## EXERCISE REQUIREMENTS
Find the word "Accounts" in the listing; pull out each line holding it.

## Saved data entries
++++++++++

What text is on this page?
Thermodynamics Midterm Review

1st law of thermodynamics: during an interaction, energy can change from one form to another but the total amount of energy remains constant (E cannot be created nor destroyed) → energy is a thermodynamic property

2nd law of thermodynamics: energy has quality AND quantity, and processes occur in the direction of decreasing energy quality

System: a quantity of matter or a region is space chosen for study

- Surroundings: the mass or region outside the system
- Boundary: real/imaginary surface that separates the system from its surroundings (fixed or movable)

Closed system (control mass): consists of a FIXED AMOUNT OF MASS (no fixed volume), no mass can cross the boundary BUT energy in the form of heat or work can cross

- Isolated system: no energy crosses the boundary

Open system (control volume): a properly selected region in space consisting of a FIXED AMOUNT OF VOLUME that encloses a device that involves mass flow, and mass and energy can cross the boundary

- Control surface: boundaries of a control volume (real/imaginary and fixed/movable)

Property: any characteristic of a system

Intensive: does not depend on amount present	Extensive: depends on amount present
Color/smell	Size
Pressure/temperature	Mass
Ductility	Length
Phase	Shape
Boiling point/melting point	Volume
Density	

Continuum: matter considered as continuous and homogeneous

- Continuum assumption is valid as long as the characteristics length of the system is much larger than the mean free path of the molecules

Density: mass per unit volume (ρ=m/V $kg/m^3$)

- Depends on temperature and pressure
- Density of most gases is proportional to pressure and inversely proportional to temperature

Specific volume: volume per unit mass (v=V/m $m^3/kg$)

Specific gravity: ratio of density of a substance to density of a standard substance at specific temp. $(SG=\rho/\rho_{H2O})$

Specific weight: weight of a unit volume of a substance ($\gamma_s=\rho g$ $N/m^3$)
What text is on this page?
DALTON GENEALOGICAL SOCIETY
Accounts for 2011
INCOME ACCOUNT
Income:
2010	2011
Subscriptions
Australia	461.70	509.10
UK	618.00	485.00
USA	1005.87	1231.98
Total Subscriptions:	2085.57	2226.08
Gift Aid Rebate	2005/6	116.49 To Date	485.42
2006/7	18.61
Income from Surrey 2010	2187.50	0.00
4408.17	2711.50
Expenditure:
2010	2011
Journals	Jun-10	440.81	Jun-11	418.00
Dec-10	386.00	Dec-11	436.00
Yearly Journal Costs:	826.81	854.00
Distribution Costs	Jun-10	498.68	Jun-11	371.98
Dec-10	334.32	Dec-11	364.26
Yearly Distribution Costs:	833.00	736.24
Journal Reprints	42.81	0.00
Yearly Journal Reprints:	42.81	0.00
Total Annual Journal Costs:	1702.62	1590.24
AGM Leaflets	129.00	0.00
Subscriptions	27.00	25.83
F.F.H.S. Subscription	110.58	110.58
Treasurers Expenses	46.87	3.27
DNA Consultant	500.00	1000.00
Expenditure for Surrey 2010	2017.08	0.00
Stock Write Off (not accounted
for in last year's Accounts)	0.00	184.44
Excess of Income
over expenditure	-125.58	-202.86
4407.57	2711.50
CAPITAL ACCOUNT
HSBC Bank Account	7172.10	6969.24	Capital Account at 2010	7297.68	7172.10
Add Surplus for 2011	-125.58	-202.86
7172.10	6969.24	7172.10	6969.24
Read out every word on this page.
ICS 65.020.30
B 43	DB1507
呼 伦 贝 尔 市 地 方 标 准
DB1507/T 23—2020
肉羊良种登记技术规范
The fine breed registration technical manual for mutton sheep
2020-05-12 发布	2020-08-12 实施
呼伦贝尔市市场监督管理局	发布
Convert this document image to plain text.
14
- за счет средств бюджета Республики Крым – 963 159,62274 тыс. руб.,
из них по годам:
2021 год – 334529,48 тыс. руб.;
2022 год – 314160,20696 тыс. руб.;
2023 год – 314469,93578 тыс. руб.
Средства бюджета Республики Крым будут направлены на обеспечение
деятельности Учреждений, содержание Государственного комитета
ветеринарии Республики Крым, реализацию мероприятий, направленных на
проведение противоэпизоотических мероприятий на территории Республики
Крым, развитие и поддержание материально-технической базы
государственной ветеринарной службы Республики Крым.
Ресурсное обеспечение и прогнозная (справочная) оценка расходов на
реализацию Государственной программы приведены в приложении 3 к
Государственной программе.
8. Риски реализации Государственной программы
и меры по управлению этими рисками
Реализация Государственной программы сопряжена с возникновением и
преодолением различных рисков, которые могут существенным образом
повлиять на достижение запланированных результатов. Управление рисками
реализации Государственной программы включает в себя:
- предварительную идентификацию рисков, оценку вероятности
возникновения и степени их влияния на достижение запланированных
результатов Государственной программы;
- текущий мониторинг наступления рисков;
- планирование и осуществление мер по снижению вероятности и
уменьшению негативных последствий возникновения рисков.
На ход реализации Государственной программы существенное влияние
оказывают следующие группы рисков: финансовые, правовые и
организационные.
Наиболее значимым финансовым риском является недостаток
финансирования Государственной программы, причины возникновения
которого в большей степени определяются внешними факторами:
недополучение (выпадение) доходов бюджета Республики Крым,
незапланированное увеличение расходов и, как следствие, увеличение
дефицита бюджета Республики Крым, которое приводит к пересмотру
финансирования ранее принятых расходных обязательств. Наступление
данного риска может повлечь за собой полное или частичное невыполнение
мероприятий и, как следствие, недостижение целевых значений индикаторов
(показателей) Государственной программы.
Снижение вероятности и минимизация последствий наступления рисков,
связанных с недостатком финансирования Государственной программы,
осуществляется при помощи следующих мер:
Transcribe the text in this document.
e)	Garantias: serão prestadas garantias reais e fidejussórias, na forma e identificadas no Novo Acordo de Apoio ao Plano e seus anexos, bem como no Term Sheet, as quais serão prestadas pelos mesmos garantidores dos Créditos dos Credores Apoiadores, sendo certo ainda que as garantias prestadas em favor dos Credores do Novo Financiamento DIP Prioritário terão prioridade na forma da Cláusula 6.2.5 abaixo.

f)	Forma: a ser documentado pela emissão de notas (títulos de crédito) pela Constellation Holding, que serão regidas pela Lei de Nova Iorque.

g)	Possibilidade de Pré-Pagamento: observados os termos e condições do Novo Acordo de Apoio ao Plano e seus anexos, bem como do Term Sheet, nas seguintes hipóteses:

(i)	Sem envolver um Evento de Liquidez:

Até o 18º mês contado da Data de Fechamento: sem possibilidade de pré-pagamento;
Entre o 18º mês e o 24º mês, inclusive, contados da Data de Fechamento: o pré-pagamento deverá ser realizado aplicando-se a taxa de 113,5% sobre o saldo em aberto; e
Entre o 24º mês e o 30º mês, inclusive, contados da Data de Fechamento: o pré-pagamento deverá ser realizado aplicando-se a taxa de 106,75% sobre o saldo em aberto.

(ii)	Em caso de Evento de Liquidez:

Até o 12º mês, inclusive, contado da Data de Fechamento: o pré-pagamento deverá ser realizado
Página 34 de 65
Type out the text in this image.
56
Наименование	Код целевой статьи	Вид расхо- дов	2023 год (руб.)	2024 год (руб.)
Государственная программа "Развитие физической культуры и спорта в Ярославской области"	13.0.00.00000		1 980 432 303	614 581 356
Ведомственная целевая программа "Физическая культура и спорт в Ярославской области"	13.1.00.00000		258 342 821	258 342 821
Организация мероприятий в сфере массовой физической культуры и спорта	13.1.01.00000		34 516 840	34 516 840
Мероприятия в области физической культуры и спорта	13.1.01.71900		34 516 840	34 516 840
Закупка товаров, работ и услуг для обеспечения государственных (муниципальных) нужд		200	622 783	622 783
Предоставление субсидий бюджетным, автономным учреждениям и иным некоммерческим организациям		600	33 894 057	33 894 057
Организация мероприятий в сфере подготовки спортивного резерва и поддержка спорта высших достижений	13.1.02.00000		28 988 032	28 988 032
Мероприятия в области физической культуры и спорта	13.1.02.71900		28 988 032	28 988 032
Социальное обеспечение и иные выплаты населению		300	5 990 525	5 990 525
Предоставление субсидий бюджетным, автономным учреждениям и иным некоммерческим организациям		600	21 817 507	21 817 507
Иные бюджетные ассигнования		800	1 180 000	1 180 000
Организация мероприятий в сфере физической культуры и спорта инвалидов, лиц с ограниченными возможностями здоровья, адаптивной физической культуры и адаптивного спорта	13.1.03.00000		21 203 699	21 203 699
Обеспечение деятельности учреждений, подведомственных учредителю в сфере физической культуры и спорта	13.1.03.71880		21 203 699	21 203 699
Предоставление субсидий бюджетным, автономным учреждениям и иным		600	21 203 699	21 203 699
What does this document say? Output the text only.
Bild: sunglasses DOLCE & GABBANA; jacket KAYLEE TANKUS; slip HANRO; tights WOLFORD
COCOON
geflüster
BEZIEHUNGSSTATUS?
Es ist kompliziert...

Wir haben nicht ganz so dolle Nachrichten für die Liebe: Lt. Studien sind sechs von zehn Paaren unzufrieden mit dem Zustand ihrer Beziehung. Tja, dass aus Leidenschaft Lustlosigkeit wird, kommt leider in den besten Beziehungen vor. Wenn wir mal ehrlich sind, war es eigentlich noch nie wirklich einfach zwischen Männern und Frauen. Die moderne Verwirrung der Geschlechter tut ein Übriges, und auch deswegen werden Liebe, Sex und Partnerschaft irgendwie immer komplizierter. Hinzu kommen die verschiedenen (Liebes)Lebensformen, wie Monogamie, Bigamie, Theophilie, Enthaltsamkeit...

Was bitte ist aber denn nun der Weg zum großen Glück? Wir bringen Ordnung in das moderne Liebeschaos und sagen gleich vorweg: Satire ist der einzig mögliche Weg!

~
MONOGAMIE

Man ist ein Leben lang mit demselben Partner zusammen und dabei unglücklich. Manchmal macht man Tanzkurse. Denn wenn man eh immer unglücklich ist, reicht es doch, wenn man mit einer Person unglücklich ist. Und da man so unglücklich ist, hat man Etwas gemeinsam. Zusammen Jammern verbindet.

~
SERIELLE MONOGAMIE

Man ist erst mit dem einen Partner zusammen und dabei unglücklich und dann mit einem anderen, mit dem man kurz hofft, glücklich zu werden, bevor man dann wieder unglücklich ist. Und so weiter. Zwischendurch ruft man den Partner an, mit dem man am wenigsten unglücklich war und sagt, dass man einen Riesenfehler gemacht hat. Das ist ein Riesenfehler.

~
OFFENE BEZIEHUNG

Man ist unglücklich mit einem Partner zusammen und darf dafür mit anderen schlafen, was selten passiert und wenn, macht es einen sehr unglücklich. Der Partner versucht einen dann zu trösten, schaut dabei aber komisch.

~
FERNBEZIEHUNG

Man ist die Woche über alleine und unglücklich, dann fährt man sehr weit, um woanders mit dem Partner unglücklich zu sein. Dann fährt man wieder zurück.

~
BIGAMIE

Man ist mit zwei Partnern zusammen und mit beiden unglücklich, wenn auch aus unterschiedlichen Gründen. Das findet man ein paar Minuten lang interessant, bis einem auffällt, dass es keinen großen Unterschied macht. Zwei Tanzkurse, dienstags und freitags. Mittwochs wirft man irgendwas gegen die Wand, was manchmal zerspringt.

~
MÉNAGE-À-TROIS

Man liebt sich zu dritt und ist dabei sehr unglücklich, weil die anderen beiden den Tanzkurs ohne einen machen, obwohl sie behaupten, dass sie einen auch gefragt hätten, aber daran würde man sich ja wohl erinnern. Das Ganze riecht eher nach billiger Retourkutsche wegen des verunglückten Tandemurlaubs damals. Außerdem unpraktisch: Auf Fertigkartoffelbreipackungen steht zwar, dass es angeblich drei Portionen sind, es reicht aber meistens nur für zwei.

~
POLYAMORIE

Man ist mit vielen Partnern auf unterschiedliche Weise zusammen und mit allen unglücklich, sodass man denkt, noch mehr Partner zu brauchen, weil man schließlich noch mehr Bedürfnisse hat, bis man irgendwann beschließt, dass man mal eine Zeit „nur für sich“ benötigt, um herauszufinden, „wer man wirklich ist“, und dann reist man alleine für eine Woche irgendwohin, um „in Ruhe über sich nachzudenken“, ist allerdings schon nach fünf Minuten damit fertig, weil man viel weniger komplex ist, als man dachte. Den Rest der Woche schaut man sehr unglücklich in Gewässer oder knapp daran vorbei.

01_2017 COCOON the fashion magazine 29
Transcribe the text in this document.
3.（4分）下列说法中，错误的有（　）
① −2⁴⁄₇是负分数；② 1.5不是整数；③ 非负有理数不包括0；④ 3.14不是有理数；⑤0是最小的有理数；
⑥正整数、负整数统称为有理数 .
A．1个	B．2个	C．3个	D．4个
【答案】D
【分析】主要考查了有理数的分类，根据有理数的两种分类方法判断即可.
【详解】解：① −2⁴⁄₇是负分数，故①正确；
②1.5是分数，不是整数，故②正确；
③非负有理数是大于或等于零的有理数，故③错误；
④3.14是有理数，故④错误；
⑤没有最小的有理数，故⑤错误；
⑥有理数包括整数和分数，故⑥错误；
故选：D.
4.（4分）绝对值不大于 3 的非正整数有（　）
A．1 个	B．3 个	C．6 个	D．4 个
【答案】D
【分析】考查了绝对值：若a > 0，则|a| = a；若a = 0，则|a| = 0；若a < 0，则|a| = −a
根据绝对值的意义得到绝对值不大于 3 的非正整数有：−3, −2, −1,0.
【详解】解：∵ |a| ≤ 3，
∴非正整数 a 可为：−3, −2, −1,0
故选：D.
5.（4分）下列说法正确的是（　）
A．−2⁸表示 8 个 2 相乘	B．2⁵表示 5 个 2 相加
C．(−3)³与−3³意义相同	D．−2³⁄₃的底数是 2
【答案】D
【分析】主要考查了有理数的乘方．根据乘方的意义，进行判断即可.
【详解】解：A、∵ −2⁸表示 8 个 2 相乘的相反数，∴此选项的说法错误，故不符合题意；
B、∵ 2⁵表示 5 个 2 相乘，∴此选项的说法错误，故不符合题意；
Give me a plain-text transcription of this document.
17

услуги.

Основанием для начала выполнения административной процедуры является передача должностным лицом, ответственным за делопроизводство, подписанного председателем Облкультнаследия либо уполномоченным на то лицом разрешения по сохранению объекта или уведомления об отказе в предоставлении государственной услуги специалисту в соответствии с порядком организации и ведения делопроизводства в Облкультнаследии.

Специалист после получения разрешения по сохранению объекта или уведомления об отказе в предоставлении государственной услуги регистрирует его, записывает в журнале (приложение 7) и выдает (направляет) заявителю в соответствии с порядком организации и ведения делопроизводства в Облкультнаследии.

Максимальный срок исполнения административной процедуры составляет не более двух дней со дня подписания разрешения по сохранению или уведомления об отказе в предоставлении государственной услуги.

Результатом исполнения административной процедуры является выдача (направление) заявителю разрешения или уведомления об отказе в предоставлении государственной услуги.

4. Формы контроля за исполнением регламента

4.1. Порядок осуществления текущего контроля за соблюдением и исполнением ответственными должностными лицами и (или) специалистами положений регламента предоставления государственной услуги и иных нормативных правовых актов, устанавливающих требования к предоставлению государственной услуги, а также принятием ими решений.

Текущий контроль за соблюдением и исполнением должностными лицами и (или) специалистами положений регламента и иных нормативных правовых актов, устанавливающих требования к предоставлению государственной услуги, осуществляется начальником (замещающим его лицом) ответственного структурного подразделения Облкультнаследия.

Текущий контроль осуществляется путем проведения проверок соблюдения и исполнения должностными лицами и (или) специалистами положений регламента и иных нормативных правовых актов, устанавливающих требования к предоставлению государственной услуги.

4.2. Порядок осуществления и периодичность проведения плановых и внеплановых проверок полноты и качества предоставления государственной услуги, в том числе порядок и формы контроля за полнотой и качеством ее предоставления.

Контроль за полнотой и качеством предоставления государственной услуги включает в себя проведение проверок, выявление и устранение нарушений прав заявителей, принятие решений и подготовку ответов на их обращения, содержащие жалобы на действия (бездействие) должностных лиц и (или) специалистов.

++++++++++

## SOLUTION TO THE EXERCISE
Accounts for 2011
for in last year's Accounts)	0.00	184.44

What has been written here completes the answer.